• [TASK DIRECTIONS] Pull out every line of the entries below and reproduce each one character for character, leaving out the picture lines.

• [STORED DATA]
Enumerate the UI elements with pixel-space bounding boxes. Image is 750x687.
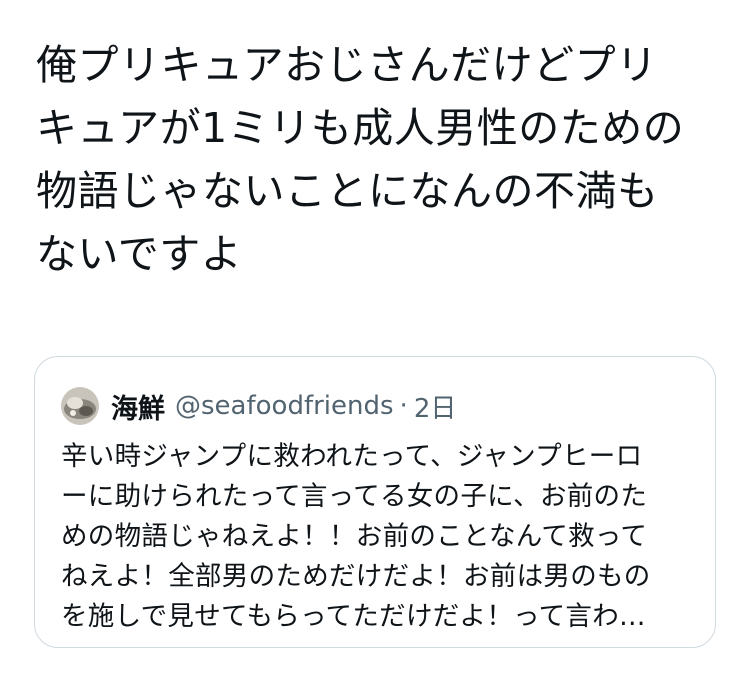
quoted-tweet-card[interactable]: 海鮮 @seafoodfriends · 2日 辛い時ジャンプに救われたって、ジ… [34, 356, 716, 648]
quoted-timestamp[interactable]: 2日 [414, 388, 457, 425]
quoted-tweet-text: 辛い時ジャンプに救われたって、ジャンプヒーロ ーに助けられたって言ってる女の子に… [61, 441, 651, 632]
quoted-handle[interactable]: @seafoodfriends [175, 391, 394, 421]
avatar[interactable] [61, 387, 99, 425]
quoted-tweet-header: 海鮮 @seafoodfriends · 2日 [61, 385, 456, 427]
tweet-text: 俺プリキュアおじさんだけどプリ キュアが1ミリも成人男性のための 物語じゃないこ… [36, 41, 685, 278]
quoted-display-name[interactable]: 海鮮 [111, 387, 165, 426]
separator-dot: · [399, 391, 408, 421]
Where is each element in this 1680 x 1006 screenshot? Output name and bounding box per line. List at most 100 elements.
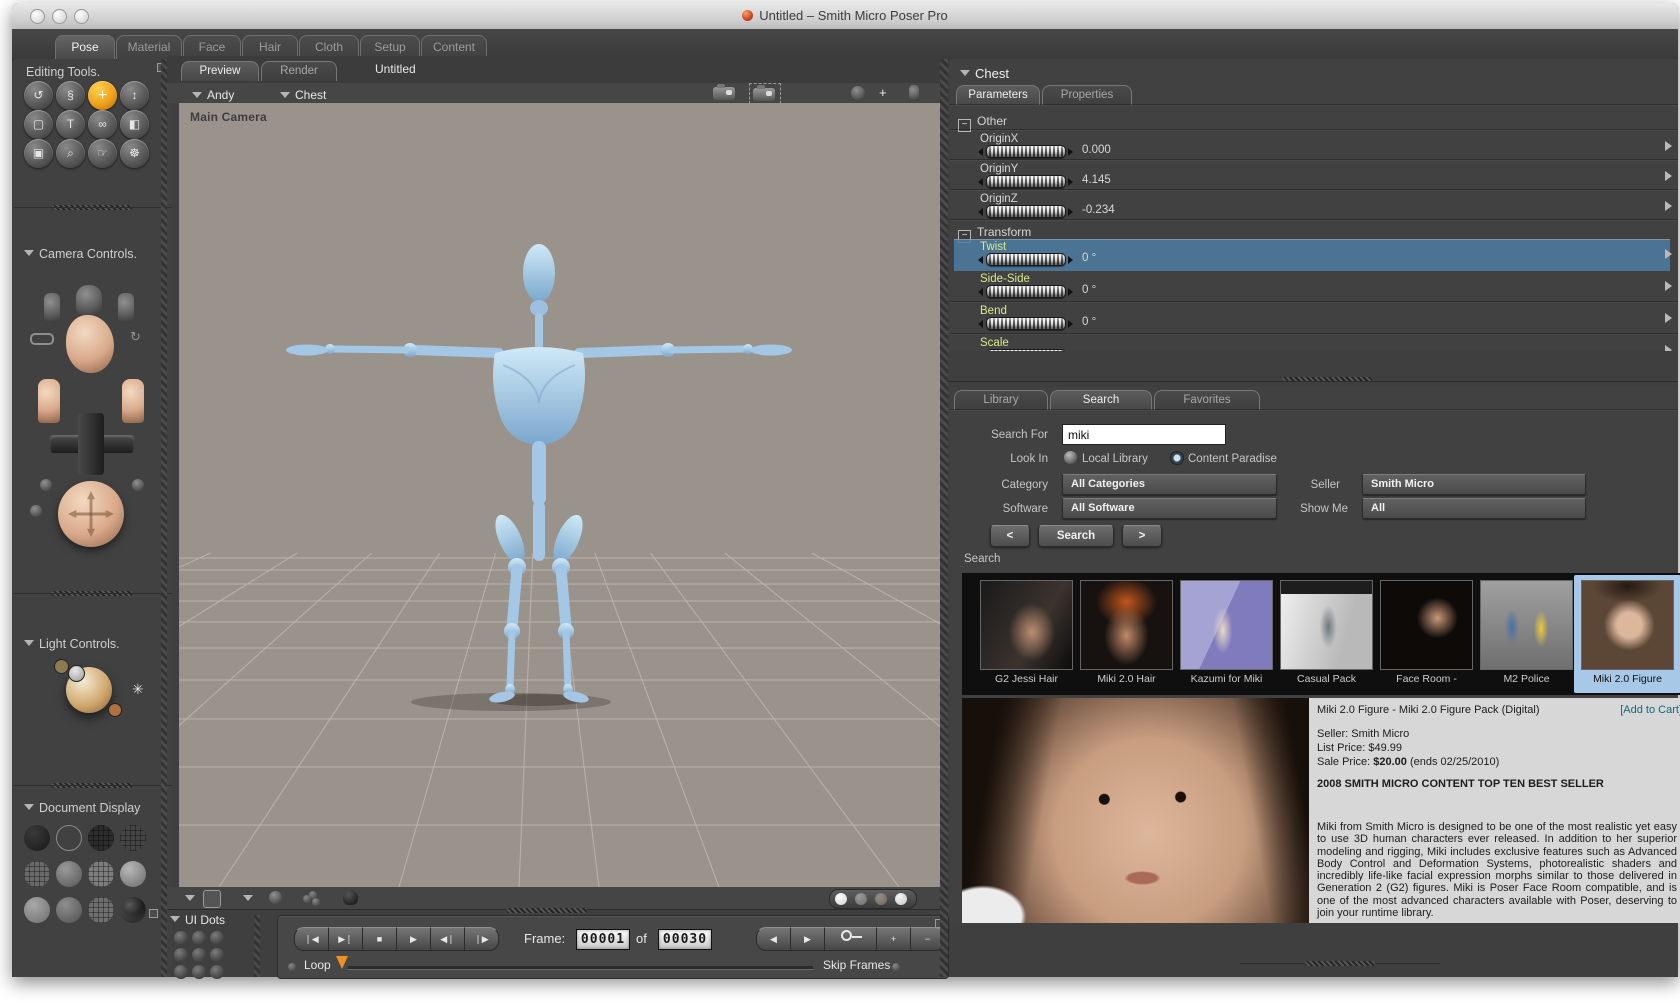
param-label[interactable]: Side-Side: [980, 273, 1030, 285]
bottom-panel-gutter[interactable]: [254, 915, 260, 977]
result-thumbnail[interactable]: [1581, 580, 1674, 670]
search-input[interactable]: [1062, 424, 1226, 445]
param-menu-arrow-icon[interactable]: [1665, 171, 1672, 181]
param-label[interactable]: Scale: [980, 337, 1009, 349]
param-value[interactable]: 4.145: [1082, 174, 1111, 186]
tracking-mode-button[interactable]: [203, 890, 221, 908]
camera-dot-icon[interactable]: [30, 505, 42, 517]
param-label[interactable]: OriginX: [980, 133, 1018, 145]
flyaround-camera-icon[interactable]: [76, 285, 102, 315]
tab-render[interactable]: Render: [261, 61, 337, 81]
display-hidden-line-icon[interactable]: [120, 825, 146, 851]
result-thumbnail[interactable]: [1080, 580, 1173, 670]
param-value[interactable]: 0 °: [1082, 316, 1096, 328]
display-outline-icon[interactable]: [56, 825, 82, 851]
morphing-tool-icon[interactable]: ▣: [24, 139, 53, 168]
product-image[interactable]: [962, 698, 1309, 923]
taper-tool-icon[interactable]: T: [56, 110, 85, 139]
step-forward-button[interactable]: ❘▶: [464, 927, 499, 951]
local-library-option[interactable]: Local Library: [1082, 453, 1148, 465]
left-hand-camera-icon[interactable]: [44, 293, 60, 323]
ui-dot-button[interactable]: [192, 931, 206, 945]
tracking-dot-icon[interactable]: [855, 893, 867, 905]
param-label[interactable]: OriginZ: [980, 193, 1018, 205]
trackball-control-icon[interactable]: [58, 481, 124, 547]
tab-favorites[interactable]: Favorites: [1154, 390, 1260, 410]
ui-dot-button[interactable]: [210, 931, 224, 945]
seller-dropdown[interactable]: Smith Micro: [1362, 474, 1586, 495]
right-hand-camera-icon[interactable]: [118, 293, 134, 323]
timeline-track[interactable]: [348, 966, 813, 970]
viewport[interactable]: Main Camera: [179, 103, 947, 887]
result-thumbnail[interactable]: [1480, 580, 1573, 670]
panel-resize-handle[interactable]: [1305, 961, 1375, 966]
display-shadow-icon[interactable]: [120, 897, 146, 923]
light-indicator-icon[interactable]: [54, 659, 69, 674]
camera-name-label[interactable]: Main Camera: [190, 110, 267, 124]
ui-dot-button[interactable]: [210, 948, 224, 962]
step-back-button[interactable]: ◀❘: [430, 927, 465, 951]
ui-dot-button[interactable]: [210, 965, 224, 979]
translate-inout-tool-icon[interactable]: ↕: [120, 81, 149, 110]
trackball-mini-icon[interactable]: [851, 86, 865, 100]
search-button[interactable]: Search: [1038, 525, 1114, 547]
camera-dot-icon[interactable]: [132, 479, 144, 491]
tracking-dot-icon[interactable]: [835, 893, 847, 905]
result-thumbnail[interactable]: [980, 580, 1073, 670]
stop-button[interactable]: ■: [362, 927, 397, 951]
ui-dot-button[interactable]: [174, 948, 188, 962]
param-value[interactable]: 0 °: [1082, 284, 1096, 296]
prev-page-button[interactable]: <: [990, 525, 1030, 547]
animating-key-icon[interactable]: [30, 333, 54, 345]
camera-select-icon[interactable]: [749, 83, 781, 104]
panel-resize-handle[interactable]: [507, 908, 587, 913]
light-indicator-icon[interactable]: [108, 703, 122, 717]
chain-break-tool-icon[interactable]: ∞: [88, 110, 117, 139]
param-label[interactable]: Bend: [980, 305, 1007, 317]
color-tool-icon[interactable]: ◧: [120, 110, 149, 139]
result-thumbnail[interactable]: [1380, 580, 1473, 670]
tab-preview[interactable]: Preview: [181, 61, 259, 81]
param-value[interactable]: -0.234: [1082, 204, 1115, 216]
content-paradise-option[interactable]: Content Paradise: [1188, 453, 1277, 465]
tab-properties[interactable]: Properties: [1042, 85, 1132, 105]
param-value[interactable]: 0.000: [1082, 144, 1111, 156]
display-sphere-icon[interactable]: [269, 891, 282, 904]
param-menu-arrow-icon[interactable]: [1665, 201, 1672, 211]
panel-resize-gutter[interactable]: [940, 59, 948, 977]
param-label[interactable]: OriginY: [980, 163, 1018, 175]
light-indicator-icon[interactable]: [68, 665, 85, 682]
shadow-sphere-icon[interactable]: [343, 890, 358, 905]
actor-menu[interactable]: Andy: [192, 86, 234, 104]
param-menu-arrow-icon[interactable]: [1665, 345, 1672, 351]
display-style-menu-icon[interactable]: [243, 895, 253, 901]
edit-keyframes-button[interactable]: [824, 927, 878, 951]
right-hand-control-icon[interactable]: [122, 379, 144, 423]
document-display-header[interactable]: Document Display: [24, 801, 140, 815]
result-item-selected[interactable]: Miki 2.0 Figure: [1574, 575, 1680, 693]
display-silhouette-icon[interactable]: [24, 825, 50, 851]
translate-pull-tool-icon[interactable]: +: [88, 81, 117, 110]
prev-keyframe-button[interactable]: ◀: [756, 927, 791, 951]
ui-dot-button[interactable]: [174, 965, 188, 979]
twist-tool-icon[interactable]: §: [56, 81, 85, 110]
rotate-tool-icon[interactable]: ↺: [24, 81, 53, 110]
param-value[interactable]: 0 °: [1082, 252, 1096, 264]
camera-dot-icon[interactable]: [40, 479, 52, 491]
tracking-dot-icon[interactable]: [875, 893, 887, 905]
display-texture-shaded-icon[interactable]: [56, 897, 82, 923]
move-cross-icon[interactable]: +: [879, 85, 887, 100]
display-smooth-shaded-icon[interactable]: [120, 861, 146, 887]
bodypart-menu[interactable]: Chest: [280, 86, 326, 104]
scale-tool-icon[interactable]: ▢: [24, 110, 53, 139]
depth-cue-menu-icon[interactable]: [185, 895, 195, 901]
current-frame-field[interactable]: 00001: [576, 929, 630, 950]
software-dropdown[interactable]: All Software: [1062, 498, 1277, 519]
view-magnifier-tool-icon[interactable]: ⌕: [56, 139, 85, 168]
next-page-button[interactable]: >: [1122, 525, 1162, 547]
last-frame-button[interactable]: ▶❘: [328, 927, 363, 951]
ui-dot-button[interactable]: [192, 965, 206, 979]
tab-pose[interactable]: Pose: [55, 35, 115, 59]
local-library-radio[interactable]: [1064, 451, 1077, 464]
tracking-dot-icon[interactable]: [895, 893, 907, 905]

• [TASK OUTPUT]
Enumerate the UI elements with pixel-space bounding boxes. Image is 750x687.
quoted-tweet-card[interactable]: 海鮮 @seafoodfriends · 2日 辛い時ジャンプに救われたって、ジ… [34, 356, 716, 648]
quoted-timestamp[interactable]: 2日 [414, 388, 457, 425]
quoted-tweet-text: 辛い時ジャンプに救われたって、ジャンプヒーロ ーに助けられたって言ってる女の子に… [61, 441, 651, 632]
quoted-handle[interactable]: @seafoodfriends [175, 391, 394, 421]
avatar[interactable] [61, 387, 99, 425]
quoted-tweet-header: 海鮮 @seafoodfriends · 2日 [61, 385, 456, 427]
tweet-text: 俺プリキュアおじさんだけどプリ キュアが1ミリも成人男性のための 物語じゃないこ… [36, 41, 685, 278]
quoted-display-name[interactable]: 海鮮 [111, 387, 165, 426]
separator-dot: · [399, 391, 408, 421]
Where is each element in this 1680 x 1006 screenshot? Output name and bounding box per line. List at most 100 elements.
param-label[interactable]: Side-Side: [980, 273, 1030, 285]
bottom-panel-gutter[interactable]: [254, 915, 260, 977]
result-thumbnail[interactable]: [1581, 580, 1674, 670]
search-input[interactable]: [1062, 424, 1226, 445]
param-menu-arrow-icon[interactable]: [1665, 171, 1672, 181]
param-label[interactable]: Scale: [980, 337, 1009, 349]
param-value[interactable]: 4.145: [1082, 174, 1111, 186]
tracking-mode-button[interactable]: [203, 890, 221, 908]
camera-dot-icon[interactable]: [30, 505, 42, 517]
param-label[interactable]: OriginX: [980, 133, 1018, 145]
flyaround-camera-icon[interactable]: [76, 285, 102, 315]
tab-render[interactable]: Render: [261, 61, 337, 81]
display-hidden-line-icon[interactable]: [120, 825, 146, 851]
result-thumbnail[interactable]: [1080, 580, 1173, 670]
param-value[interactable]: 0 °: [1082, 316, 1096, 328]
display-outline-icon[interactable]: [56, 825, 82, 851]
morphing-tool-icon[interactable]: ▣: [24, 139, 53, 168]
product-image[interactable]: [962, 698, 1309, 923]
taper-tool-icon[interactable]: T: [56, 110, 85, 139]
step-forward-button[interactable]: ❘▶: [464, 927, 499, 951]
local-library-option[interactable]: Local Library: [1082, 453, 1148, 465]
left-hand-camera-icon[interactable]: [44, 293, 60, 323]
ui-dot-button[interactable]: [192, 931, 206, 945]
tracking-dot-icon[interactable]: [855, 893, 867, 905]
param-label[interactable]: OriginZ: [980, 193, 1018, 205]
trackball-control-icon[interactable]: [58, 481, 124, 547]
tab-favorites[interactable]: Favorites: [1154, 390, 1260, 410]
ui-dot-button[interactable]: [210, 931, 224, 945]
seller-dropdown[interactable]: Smith Micro: [1362, 474, 1586, 495]
right-hand-camera-icon[interactable]: [118, 293, 134, 323]
timeline-track[interactable]: [348, 966, 813, 970]
viewport[interactable]: Main Camera: [179, 103, 947, 887]
result-thumbnail[interactable]: [1480, 580, 1573, 670]
panel-resize-handle[interactable]: [1305, 961, 1375, 966]
display-shadow-icon[interactable]: [120, 897, 146, 923]
light-indicator-icon[interactable]: [54, 659, 69, 674]
camera-name-label[interactable]: Main Camera: [190, 110, 267, 124]
ui-dot-button[interactable]: [210, 948, 224, 962]
step-back-button[interactable]: ◀❘: [430, 927, 465, 951]
ui-dot-button[interactable]: [210, 965, 224, 979]
translate-inout-tool-icon[interactable]: ↕: [120, 81, 149, 110]
trackball-mini-icon[interactable]: [851, 86, 865, 100]
search-button[interactable]: Search: [1038, 525, 1114, 547]
camera-dot-icon[interactable]: [132, 479, 144, 491]
tracking-dot-icon[interactable]: [835, 893, 847, 905]
result-thumbnail[interactable]: [980, 580, 1073, 670]
stop-button[interactable]: ■: [362, 927, 397, 951]
ui-dot-button[interactable]: [174, 948, 188, 962]
param-value[interactable]: 0 °: [1082, 284, 1096, 296]
prev-page-button[interactable]: <: [990, 525, 1030, 547]
animating-key-icon[interactable]: [30, 333, 54, 345]
camera-select-icon[interactable]: [749, 83, 781, 104]
panel-resize-handle[interactable]: [507, 908, 587, 913]
light-indicator-icon[interactable]: [108, 703, 122, 717]
chain-break-tool-icon[interactable]: ∞: [88, 110, 117, 139]
param-label[interactable]: Bend: [980, 305, 1007, 317]
color-tool-icon[interactable]: ◧: [120, 110, 149, 139]
result-thumbnail[interactable]: [1380, 580, 1473, 670]
tab-preview[interactable]: Preview: [181, 61, 259, 81]
param-value[interactable]: -0.234: [1082, 204, 1115, 216]
content-paradise-option[interactable]: Content Paradise: [1188, 453, 1277, 465]
tab-properties[interactable]: Properties: [1042, 85, 1132, 105]
param-value[interactable]: 0.000: [1082, 144, 1111, 156]
display-sphere-icon[interactable]: [269, 891, 282, 904]
param-menu-arrow-icon[interactable]: [1665, 201, 1672, 211]
panel-resize-gutter[interactable]: [940, 59, 948, 977]
param-label[interactable]: OriginY: [980, 163, 1018, 175]
light-indicator-icon[interactable]: [68, 665, 85, 682]
shadow-sphere-icon[interactable]: [343, 890, 358, 905]
actor-menu[interactable]: Andy: [192, 86, 234, 104]
param-menu-arrow-icon[interactable]: [1665, 345, 1672, 351]
display-style-menu-icon[interactable]: [243, 895, 253, 901]
edit-keyframes-button[interactable]: [824, 927, 878, 951]
right-hand-control-icon[interactable]: [122, 379, 144, 423]
document-display-header[interactable]: Document Display: [24, 801, 140, 815]
result-item-selected[interactable]: Miki 2.0 Figure: [1574, 575, 1680, 693]
display-silhouette-icon[interactable]: [24, 825, 50, 851]
translate-pull-tool-icon[interactable]: +: [88, 81, 117, 110]
prev-keyframe-button[interactable]: ◀: [756, 927, 791, 951]
ui-dot-button[interactable]: [174, 965, 188, 979]
twist-tool-icon[interactable]: §: [56, 81, 85, 110]
rotate-tool-icon[interactable]: ↺: [24, 81, 53, 110]
param-value[interactable]: 0 °: [1082, 252, 1096, 264]
camera-dot-icon[interactable]: [40, 479, 52, 491]
tracking-dot-icon[interactable]: [875, 893, 887, 905]
display-texture-shaded-icon[interactable]: [56, 897, 82, 923]
move-cross-icon[interactable]: +: [879, 85, 887, 100]
display-smooth-shaded-icon[interactable]: [120, 861, 146, 887]
bodypart-menu[interactable]: Chest: [280, 86, 326, 104]
scale-tool-icon[interactable]: ▢: [24, 110, 53, 139]
depth-cue-menu-icon[interactable]: [185, 895, 195, 901]
current-frame-field[interactable]: 00001: [576, 929, 630, 950]
software-dropdown[interactable]: All Software: [1062, 498, 1277, 519]
view-magnifier-tool-icon[interactable]: ⌕: [56, 139, 85, 168]
next-page-button[interactable]: >: [1122, 525, 1162, 547]
last-frame-button[interactable]: ▶❘: [328, 927, 363, 951]
ui-dot-button[interactable]: [192, 965, 206, 979]
tab-pose[interactable]: Pose: [55, 35, 115, 59]
local-library-radio[interactable]: [1064, 451, 1077, 464]
tracking-dot-icon[interactable]: [895, 893, 907, 905]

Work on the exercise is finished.